Dataset records ▸
══════
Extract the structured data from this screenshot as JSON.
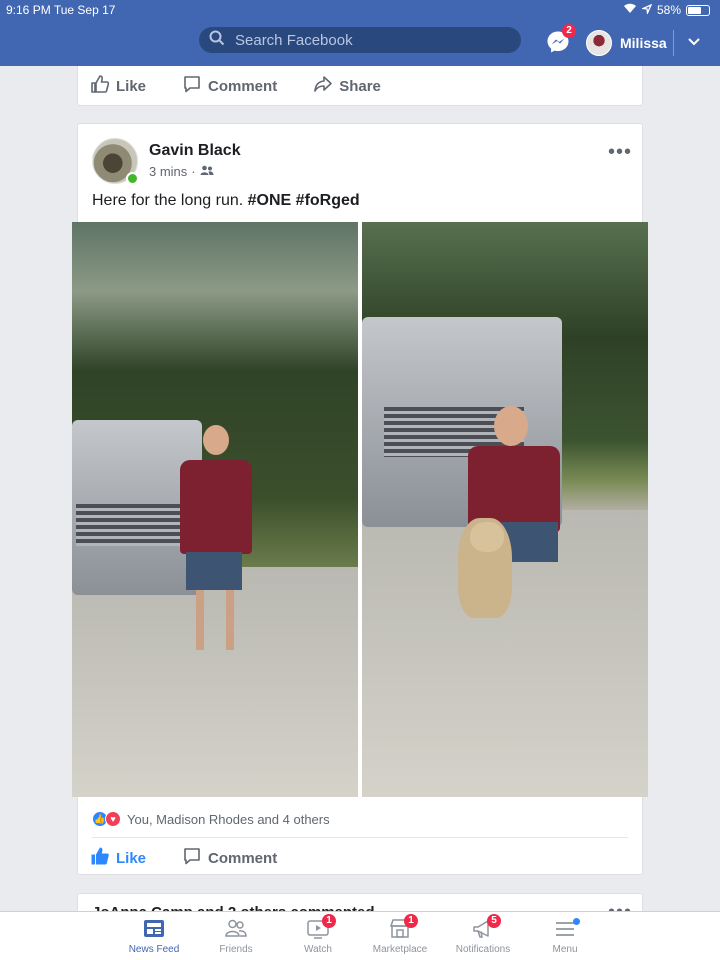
{
  "status_bar": {
    "time": "9:16 PM",
    "date": "Tue Sep 17",
    "battery": "58%"
  },
  "header": {
    "search_placeholder": "Search Facebook",
    "messenger_badge": "2",
    "profile_name": "Milissa"
  },
  "prev_post": {
    "like": "Like",
    "comment": "Comment",
    "share": "Share"
  },
  "post": {
    "author": "Gavin Black",
    "time": "3 mins",
    "text_plain": "Here for the long run. ",
    "hashtag1": "#ONE",
    "hashtag2": "#foRged",
    "reactions_text": "You, Madison Rhodes and 4 others",
    "like": "Like",
    "comment": "Comment"
  },
  "next_post": {
    "header": "JoAnna Camp and 2 others commented"
  },
  "bottom_nav": {
    "news_feed": "News Feed",
    "friends": "Friends",
    "watch": "Watch",
    "watch_badge": "1",
    "marketplace": "Marketplace",
    "marketplace_badge": "1",
    "notifications": "Notifications",
    "notifications_badge": "5",
    "menu": "Menu"
  },
  "colors": {
    "brand": "#4267b2",
    "like_blue": "#2d88ff",
    "badge_red": "#f02849",
    "online_green": "#42b72a"
  }
}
══════
Task statement ▸
Leave the pictures out and copy the rest of the data exactly.

Final result ▸
Extract the structured data from this screenshot as JSON.
{
  "status_bar": {
    "time": "9:16 PM",
    "date": "Tue Sep 17",
    "battery": "58%"
  },
  "header": {
    "search_placeholder": "Search Facebook",
    "messenger_badge": "2",
    "profile_name": "Milissa"
  },
  "prev_post": {
    "like": "Like",
    "comment": "Comment",
    "share": "Share"
  },
  "post": {
    "author": "Gavin Black",
    "time": "3 mins",
    "text_plain": "Here for the long run. ",
    "hashtag1": "#ONE",
    "hashtag2": "#foRged",
    "reactions_text": "You, Madison Rhodes and 4 others",
    "like": "Like",
    "comment": "Comment"
  },
  "next_post": {
    "header": "JoAnna Camp and 2 others commented"
  },
  "bottom_nav": {
    "news_feed": "News Feed",
    "friends": "Friends",
    "watch": "Watch",
    "watch_badge": "1",
    "marketplace": "Marketplace",
    "marketplace_badge": "1",
    "notifications": "Notifications",
    "notifications_badge": "5",
    "menu": "Menu"
  },
  "colors": {
    "brand": "#4267b2",
    "like_blue": "#2d88ff",
    "badge_red": "#f02849",
    "online_green": "#42b72a"
  }
}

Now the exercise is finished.